# START OF Dataset entries

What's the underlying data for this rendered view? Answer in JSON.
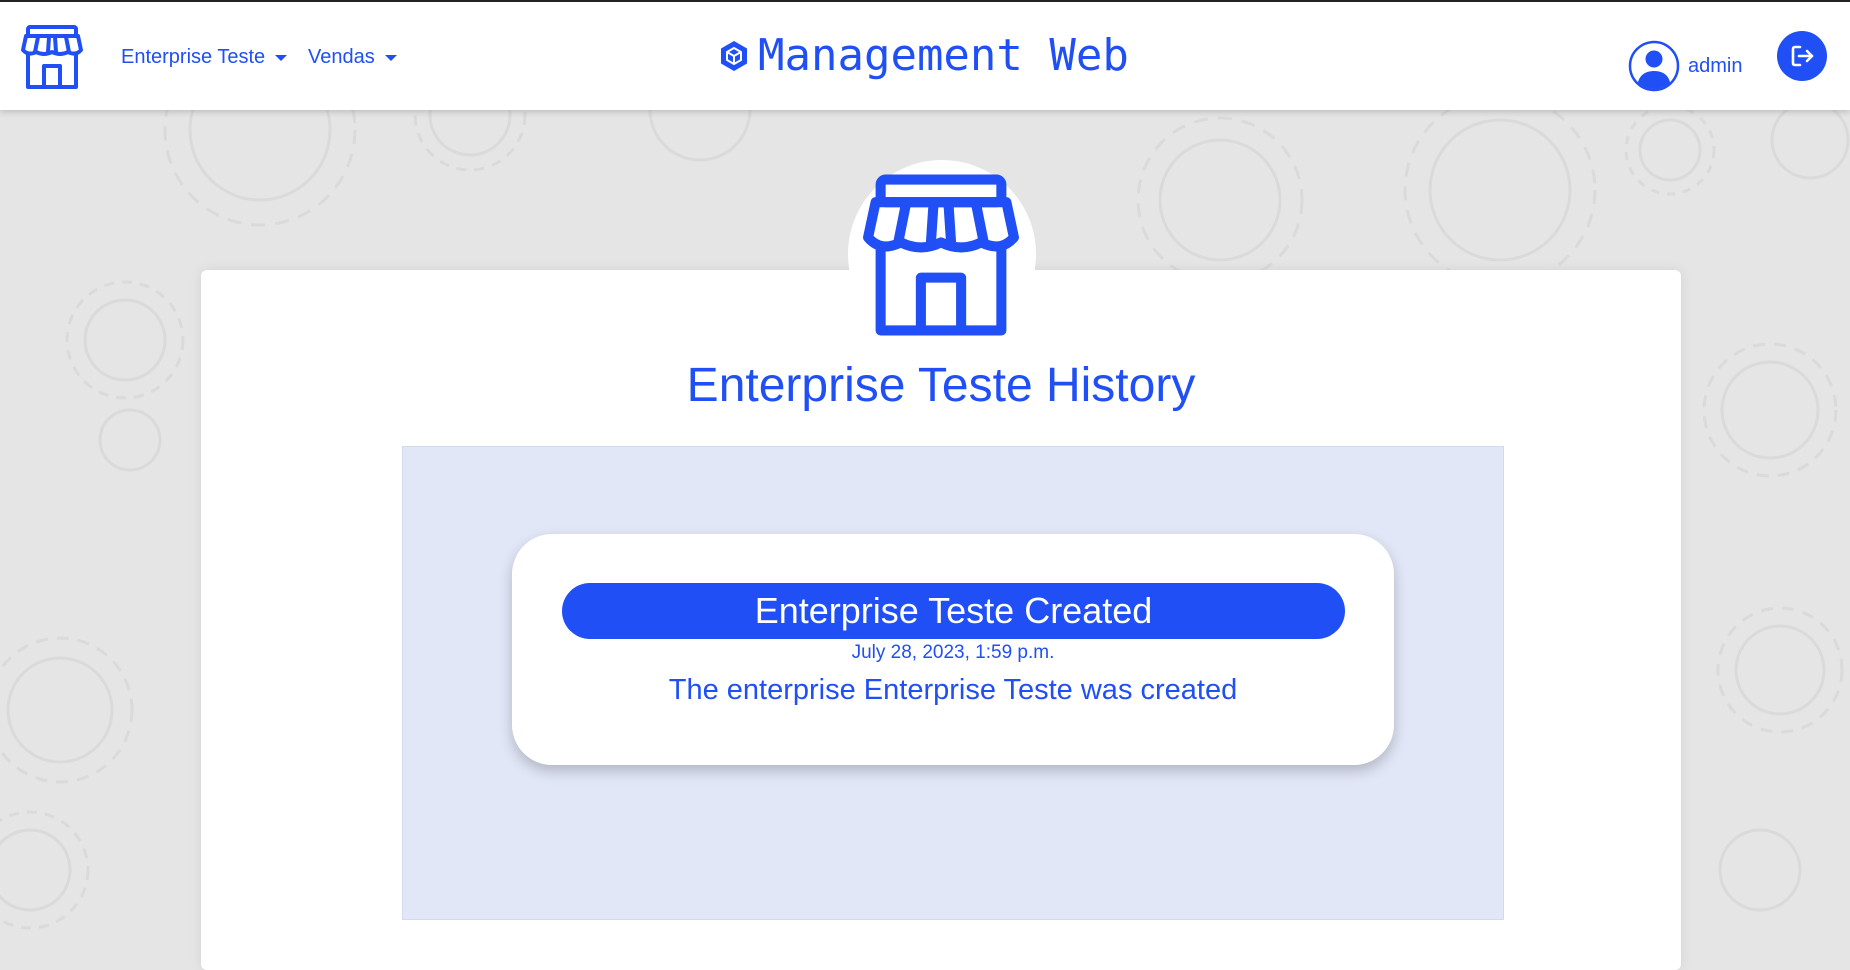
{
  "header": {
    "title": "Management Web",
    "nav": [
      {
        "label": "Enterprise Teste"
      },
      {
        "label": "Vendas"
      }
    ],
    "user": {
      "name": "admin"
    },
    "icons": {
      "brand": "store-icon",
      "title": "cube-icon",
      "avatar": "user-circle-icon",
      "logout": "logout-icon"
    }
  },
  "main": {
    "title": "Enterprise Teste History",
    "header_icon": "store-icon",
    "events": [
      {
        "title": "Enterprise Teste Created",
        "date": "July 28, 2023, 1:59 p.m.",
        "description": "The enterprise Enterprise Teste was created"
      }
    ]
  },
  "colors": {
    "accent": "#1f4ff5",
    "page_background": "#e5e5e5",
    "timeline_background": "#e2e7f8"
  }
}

# END OF Dataset entries

◆ **Written problem**: Write out the material above once more, exactly as it reads, with no pictures.

◆ **Solution for this problem**:
What's the underlying data for this rendered view? Answer in JSON.
{
  "header": {
    "title": "Management Web",
    "nav": [
      {
        "label": "Enterprise Teste"
      },
      {
        "label": "Vendas"
      }
    ],
    "user": {
      "name": "admin"
    },
    "icons": {
      "brand": "store-icon",
      "title": "cube-icon",
      "avatar": "user-circle-icon",
      "logout": "logout-icon"
    }
  },
  "main": {
    "title": "Enterprise Teste History",
    "header_icon": "store-icon",
    "events": [
      {
        "title": "Enterprise Teste Created",
        "date": "July 28, 2023, 1:59 p.m.",
        "description": "The enterprise Enterprise Teste was created"
      }
    ]
  },
  "colors": {
    "accent": "#1f4ff5",
    "page_background": "#e5e5e5",
    "timeline_background": "#e2e7f8"
  }
}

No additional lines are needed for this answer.